AIM OF THE EXERCISE: Can you set out the lines from the one with "Text: N: N bbox=[230, 71, 239, 84]" through the one with "I need the location", both included, as a Markdown table with the columns No. and Line, numbering each line and leaving out blank ones?

RECORDS TO PROCESS:
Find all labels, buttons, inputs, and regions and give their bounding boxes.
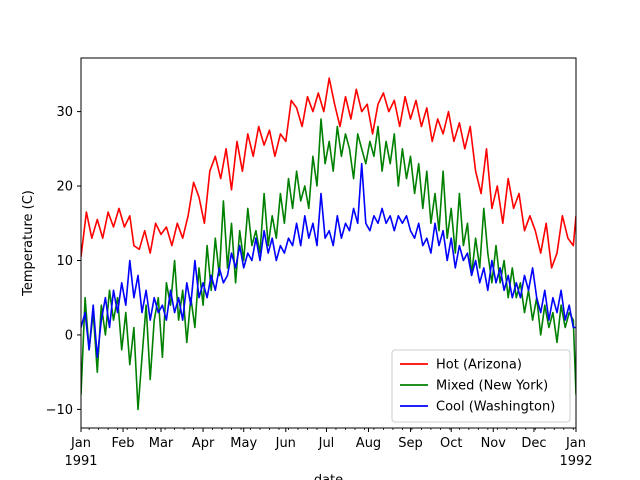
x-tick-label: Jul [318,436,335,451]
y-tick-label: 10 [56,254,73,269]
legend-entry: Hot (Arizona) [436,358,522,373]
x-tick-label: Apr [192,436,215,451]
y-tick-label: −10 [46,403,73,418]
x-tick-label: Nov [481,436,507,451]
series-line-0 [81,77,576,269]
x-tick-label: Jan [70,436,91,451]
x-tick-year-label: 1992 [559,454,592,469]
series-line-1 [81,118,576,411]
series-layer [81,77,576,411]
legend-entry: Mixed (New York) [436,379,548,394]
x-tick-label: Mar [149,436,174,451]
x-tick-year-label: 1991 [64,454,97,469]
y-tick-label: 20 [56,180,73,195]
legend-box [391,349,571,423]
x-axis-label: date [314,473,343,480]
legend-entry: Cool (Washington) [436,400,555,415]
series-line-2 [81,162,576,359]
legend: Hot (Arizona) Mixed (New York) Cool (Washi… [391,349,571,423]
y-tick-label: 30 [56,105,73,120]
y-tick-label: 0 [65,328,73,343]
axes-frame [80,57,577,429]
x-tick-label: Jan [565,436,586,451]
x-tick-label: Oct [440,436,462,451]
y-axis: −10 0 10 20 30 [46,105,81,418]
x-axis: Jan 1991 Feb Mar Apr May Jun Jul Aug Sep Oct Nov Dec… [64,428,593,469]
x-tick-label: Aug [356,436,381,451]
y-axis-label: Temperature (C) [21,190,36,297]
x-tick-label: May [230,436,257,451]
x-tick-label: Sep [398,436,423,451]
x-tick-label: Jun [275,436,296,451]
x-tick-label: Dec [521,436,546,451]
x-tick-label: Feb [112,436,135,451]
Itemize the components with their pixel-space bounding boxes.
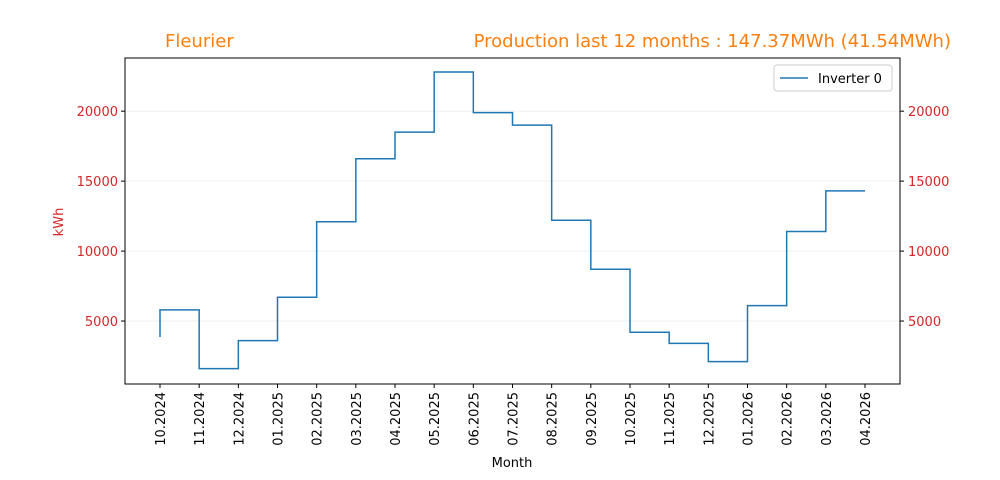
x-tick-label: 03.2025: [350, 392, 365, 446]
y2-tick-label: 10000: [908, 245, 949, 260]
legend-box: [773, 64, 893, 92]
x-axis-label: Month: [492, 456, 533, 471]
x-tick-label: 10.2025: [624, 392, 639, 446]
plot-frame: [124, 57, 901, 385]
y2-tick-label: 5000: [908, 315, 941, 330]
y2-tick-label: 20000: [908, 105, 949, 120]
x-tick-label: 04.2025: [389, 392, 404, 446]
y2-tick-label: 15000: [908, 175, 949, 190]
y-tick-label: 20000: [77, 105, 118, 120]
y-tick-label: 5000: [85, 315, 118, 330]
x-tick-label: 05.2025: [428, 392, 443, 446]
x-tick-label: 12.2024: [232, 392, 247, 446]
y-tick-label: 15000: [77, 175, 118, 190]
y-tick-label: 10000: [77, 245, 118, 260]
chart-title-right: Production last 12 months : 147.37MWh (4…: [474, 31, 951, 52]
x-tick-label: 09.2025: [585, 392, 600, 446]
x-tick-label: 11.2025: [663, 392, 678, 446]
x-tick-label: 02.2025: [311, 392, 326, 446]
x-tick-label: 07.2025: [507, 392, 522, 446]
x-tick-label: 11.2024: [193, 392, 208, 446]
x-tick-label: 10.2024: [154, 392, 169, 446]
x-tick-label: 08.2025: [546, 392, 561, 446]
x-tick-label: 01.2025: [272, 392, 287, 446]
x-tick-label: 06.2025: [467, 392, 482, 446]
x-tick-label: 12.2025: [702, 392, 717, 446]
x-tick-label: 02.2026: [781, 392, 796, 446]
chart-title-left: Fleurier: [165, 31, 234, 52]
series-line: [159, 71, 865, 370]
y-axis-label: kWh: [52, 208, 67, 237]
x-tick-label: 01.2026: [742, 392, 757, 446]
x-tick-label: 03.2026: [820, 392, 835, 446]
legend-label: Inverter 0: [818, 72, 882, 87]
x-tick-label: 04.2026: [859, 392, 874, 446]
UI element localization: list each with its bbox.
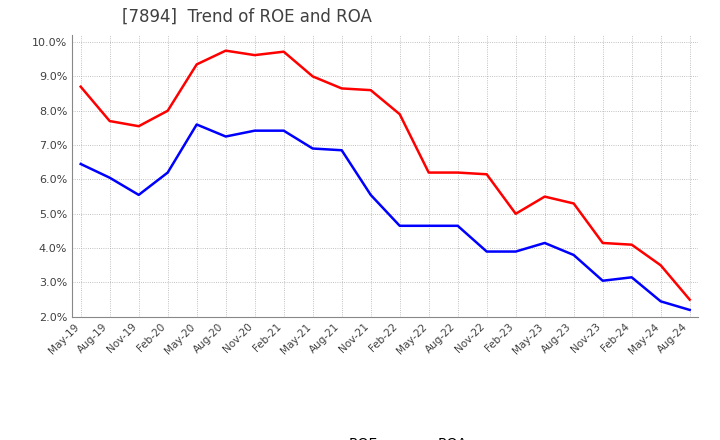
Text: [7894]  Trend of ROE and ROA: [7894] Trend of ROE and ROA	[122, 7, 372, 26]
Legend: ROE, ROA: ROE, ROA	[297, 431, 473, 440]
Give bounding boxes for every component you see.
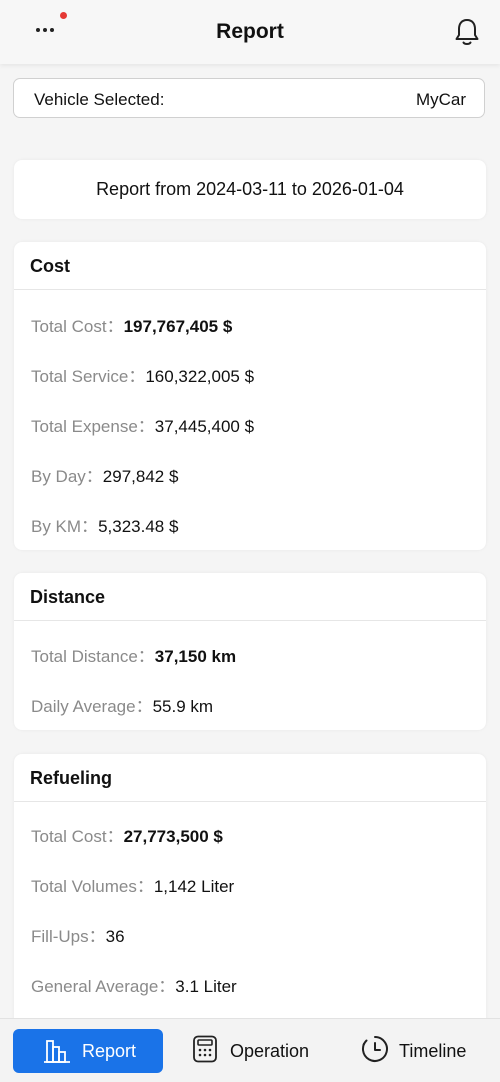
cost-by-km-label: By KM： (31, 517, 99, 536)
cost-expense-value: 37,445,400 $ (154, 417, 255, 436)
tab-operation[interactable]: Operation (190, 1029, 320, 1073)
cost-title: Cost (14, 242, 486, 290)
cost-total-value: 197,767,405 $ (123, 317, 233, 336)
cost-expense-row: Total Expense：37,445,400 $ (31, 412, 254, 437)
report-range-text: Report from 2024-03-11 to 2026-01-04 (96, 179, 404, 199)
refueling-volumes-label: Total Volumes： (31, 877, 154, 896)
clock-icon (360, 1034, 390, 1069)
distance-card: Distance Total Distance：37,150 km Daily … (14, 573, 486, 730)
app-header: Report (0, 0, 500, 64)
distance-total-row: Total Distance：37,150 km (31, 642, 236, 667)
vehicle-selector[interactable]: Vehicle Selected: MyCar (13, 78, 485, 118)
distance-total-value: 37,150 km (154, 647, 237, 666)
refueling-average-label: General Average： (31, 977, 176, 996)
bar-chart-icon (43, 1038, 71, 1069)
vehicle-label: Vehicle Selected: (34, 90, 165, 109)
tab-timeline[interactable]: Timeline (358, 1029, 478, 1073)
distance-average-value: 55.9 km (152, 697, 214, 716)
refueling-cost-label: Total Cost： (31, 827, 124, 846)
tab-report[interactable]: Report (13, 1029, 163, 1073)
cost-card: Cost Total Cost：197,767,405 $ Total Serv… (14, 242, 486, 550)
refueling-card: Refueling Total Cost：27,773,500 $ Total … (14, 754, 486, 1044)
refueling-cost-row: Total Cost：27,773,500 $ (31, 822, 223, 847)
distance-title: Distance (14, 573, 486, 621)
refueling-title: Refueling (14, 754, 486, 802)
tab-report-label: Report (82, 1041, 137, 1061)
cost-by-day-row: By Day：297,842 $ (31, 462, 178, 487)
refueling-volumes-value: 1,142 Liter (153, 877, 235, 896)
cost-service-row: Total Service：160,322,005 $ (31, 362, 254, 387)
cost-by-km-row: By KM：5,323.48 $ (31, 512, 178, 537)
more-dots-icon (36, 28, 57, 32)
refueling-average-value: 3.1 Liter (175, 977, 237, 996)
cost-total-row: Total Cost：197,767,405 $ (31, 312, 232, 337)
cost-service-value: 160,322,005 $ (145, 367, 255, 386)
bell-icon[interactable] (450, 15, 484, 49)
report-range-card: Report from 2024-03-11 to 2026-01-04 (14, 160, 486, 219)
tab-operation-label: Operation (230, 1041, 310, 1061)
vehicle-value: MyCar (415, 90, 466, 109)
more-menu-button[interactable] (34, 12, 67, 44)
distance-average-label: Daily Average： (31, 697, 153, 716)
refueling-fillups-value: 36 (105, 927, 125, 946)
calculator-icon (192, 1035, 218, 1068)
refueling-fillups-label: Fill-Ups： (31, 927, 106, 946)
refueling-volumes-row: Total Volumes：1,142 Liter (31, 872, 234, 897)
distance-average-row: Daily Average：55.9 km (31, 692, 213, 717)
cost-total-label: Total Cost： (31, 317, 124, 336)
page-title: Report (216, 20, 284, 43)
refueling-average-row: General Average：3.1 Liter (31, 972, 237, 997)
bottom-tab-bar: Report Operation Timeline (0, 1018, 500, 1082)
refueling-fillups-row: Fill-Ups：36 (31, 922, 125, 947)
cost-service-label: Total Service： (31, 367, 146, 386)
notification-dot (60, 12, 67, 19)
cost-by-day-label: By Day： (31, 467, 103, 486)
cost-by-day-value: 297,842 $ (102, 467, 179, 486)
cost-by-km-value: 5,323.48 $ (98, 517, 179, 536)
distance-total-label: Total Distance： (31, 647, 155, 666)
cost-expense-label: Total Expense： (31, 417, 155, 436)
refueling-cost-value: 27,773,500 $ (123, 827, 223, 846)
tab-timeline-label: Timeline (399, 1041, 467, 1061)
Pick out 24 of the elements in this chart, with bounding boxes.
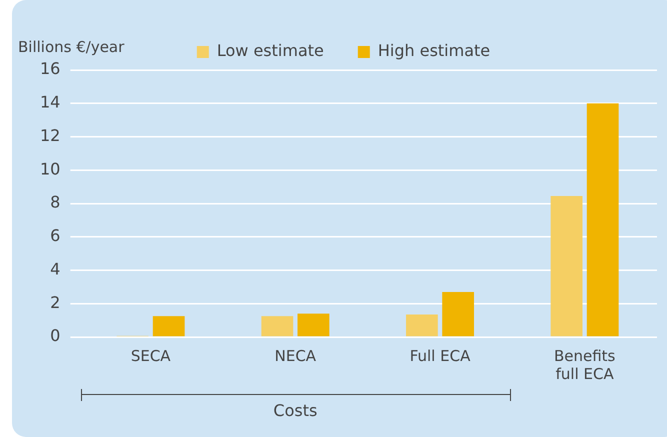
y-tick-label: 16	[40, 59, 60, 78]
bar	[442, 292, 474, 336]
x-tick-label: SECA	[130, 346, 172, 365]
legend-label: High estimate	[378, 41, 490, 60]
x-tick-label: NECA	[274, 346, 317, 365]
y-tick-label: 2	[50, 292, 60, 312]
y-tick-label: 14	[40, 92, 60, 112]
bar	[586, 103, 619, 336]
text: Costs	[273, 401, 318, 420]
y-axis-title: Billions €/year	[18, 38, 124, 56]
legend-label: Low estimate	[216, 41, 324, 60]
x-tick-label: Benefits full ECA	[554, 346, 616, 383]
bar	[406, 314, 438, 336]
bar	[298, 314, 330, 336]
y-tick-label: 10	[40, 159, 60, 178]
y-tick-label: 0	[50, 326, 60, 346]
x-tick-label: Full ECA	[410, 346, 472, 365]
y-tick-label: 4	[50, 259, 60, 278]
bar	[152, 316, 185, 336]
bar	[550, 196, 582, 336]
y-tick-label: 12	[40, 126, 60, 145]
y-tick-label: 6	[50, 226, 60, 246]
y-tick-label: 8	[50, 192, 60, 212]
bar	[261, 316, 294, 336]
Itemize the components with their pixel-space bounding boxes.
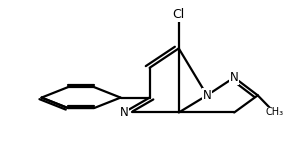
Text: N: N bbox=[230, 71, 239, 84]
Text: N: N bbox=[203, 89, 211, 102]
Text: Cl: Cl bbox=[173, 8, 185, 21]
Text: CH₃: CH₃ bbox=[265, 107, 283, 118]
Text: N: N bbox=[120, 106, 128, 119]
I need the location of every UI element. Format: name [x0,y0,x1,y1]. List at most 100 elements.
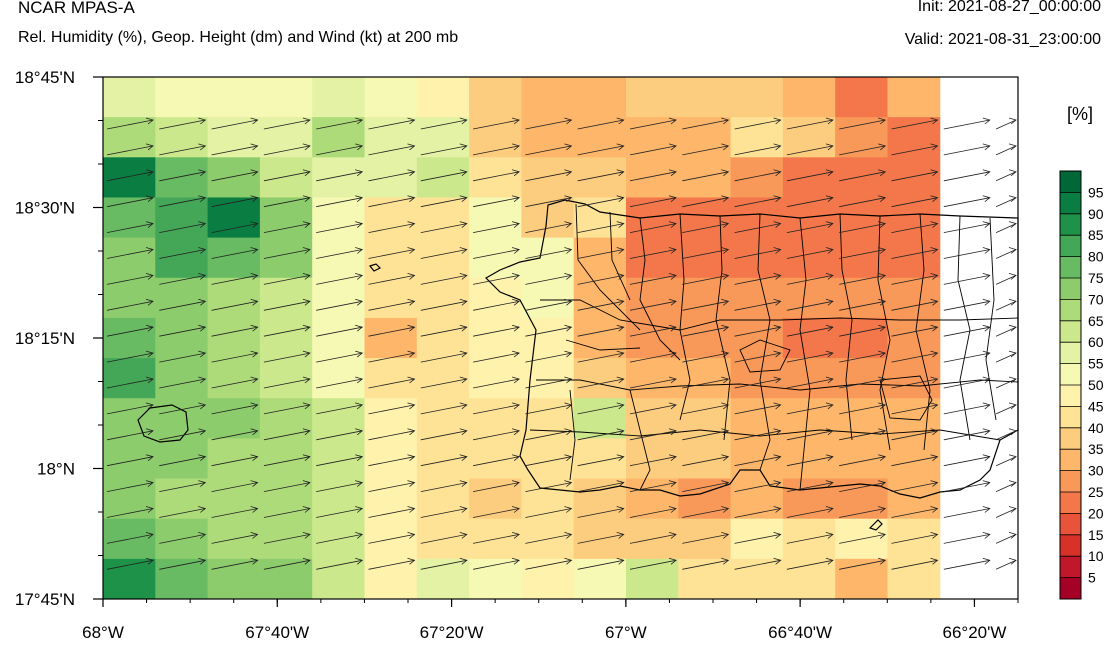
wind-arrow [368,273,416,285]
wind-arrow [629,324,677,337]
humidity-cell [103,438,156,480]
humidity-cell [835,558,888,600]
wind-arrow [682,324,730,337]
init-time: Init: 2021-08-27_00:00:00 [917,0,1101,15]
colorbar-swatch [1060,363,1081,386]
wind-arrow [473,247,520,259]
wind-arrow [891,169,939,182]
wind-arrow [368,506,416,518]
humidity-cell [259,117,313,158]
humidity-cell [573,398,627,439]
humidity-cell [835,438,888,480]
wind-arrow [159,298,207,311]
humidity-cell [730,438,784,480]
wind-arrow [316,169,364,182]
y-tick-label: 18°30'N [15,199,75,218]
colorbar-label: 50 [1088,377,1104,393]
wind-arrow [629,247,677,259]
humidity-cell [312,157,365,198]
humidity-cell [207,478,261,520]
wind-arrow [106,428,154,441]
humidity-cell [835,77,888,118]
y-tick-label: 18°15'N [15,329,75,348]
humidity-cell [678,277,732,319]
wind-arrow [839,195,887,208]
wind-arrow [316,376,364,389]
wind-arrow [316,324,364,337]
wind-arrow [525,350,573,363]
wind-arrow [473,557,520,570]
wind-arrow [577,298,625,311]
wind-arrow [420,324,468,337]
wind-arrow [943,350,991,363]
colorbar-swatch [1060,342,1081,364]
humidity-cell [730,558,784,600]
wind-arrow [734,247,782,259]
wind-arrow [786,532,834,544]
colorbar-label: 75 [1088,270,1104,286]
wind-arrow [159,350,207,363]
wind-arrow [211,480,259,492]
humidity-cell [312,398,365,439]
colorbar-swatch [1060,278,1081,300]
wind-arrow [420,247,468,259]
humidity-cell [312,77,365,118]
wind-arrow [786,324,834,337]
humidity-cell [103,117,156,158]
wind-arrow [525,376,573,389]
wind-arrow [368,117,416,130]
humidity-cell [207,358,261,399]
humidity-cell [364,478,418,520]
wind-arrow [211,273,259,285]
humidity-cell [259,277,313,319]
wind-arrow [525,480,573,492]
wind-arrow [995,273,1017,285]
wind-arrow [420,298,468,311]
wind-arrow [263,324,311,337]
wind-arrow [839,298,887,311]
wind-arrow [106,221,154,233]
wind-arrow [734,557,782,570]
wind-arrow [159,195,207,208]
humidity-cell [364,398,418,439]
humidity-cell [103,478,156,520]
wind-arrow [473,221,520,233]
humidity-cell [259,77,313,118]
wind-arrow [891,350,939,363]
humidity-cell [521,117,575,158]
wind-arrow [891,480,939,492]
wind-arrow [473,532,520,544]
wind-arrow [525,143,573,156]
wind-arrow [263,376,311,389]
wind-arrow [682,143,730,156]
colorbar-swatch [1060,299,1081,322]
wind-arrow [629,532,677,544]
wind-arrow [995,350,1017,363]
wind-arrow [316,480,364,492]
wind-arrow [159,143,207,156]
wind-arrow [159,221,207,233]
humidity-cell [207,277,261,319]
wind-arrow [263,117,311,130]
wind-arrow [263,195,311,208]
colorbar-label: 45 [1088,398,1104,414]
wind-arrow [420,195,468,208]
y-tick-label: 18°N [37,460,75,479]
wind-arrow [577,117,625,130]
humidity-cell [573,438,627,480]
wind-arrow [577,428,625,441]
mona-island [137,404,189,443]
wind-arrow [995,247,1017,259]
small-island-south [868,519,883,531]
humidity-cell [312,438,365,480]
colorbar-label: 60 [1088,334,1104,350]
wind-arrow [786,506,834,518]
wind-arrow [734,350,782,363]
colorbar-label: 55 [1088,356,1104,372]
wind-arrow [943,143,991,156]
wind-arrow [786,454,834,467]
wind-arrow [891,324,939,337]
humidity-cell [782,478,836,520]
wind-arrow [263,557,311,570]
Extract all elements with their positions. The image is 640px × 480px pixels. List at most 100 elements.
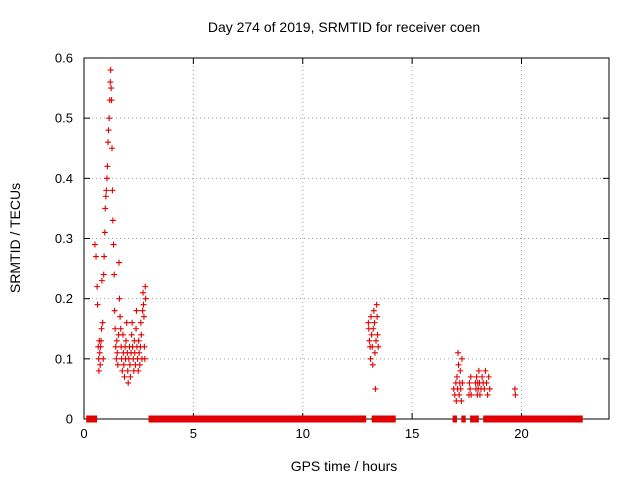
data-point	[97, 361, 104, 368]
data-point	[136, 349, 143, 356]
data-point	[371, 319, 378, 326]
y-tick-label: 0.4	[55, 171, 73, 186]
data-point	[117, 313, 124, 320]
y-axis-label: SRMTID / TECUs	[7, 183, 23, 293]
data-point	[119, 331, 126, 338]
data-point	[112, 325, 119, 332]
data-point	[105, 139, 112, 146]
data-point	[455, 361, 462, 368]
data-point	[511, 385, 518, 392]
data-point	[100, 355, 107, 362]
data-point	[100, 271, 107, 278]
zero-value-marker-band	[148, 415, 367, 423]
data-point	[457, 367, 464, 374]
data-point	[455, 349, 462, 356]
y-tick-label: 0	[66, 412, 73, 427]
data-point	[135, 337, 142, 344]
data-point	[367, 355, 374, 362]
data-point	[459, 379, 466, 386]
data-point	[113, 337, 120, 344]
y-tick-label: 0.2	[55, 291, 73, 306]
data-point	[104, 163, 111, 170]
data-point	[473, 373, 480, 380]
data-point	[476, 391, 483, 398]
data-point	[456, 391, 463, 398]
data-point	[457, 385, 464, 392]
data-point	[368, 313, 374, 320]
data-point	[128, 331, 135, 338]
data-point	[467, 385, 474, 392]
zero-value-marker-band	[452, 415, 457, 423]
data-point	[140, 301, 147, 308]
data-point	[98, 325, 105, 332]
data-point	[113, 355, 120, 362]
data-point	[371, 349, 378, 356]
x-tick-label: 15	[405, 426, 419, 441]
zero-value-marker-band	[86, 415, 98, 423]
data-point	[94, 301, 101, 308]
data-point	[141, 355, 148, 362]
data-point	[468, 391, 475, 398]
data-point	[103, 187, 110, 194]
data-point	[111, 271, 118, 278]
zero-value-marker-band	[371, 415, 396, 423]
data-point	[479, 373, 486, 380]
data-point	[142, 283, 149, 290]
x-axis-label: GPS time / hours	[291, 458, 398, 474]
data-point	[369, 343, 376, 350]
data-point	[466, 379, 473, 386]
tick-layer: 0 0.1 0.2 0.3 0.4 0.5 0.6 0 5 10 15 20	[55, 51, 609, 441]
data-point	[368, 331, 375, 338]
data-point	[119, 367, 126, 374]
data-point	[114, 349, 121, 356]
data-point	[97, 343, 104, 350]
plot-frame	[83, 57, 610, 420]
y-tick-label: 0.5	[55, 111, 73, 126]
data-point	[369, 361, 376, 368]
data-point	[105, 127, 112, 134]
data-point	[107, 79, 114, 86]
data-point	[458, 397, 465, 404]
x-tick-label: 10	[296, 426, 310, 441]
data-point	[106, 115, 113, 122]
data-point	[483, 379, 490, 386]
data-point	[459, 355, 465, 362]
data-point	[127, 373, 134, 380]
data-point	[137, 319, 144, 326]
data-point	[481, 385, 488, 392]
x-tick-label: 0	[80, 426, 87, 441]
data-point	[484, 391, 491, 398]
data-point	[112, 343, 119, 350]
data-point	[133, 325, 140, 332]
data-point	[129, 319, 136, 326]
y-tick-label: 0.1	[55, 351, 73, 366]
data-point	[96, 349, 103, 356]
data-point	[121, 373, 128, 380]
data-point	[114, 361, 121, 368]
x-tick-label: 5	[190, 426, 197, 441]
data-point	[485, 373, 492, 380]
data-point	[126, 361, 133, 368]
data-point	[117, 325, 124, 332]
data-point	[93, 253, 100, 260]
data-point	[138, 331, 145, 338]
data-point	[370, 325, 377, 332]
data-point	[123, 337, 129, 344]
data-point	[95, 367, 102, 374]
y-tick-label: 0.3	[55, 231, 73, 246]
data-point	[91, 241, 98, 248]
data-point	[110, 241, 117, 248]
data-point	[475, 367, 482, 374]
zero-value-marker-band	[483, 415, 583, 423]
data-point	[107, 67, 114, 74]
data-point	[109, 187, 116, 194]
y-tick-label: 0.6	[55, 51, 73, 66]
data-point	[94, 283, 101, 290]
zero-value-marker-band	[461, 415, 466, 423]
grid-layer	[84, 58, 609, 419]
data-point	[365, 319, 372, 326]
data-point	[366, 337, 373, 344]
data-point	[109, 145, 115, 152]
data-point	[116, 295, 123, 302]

SOLUTION BELOW:
| No. | Line |
|---|---|
| 1 | Text: N: N bbox=[230, 71, 239, 84] |
| 2 | Text: N: N bbox=[203, 89, 211, 102] |
| 3 | Text: Cl: Cl bbox=[173, 8, 185, 21] |
| 4 | Text: CH₃: CH₃ bbox=[265, 107, 283, 118] |
| 5 | Text: N: N bbox=[120, 106, 128, 119] |
| 6 | I need the location of every UI element. Format: name [x0,y0,x1,y1]. List at most 100 elements. |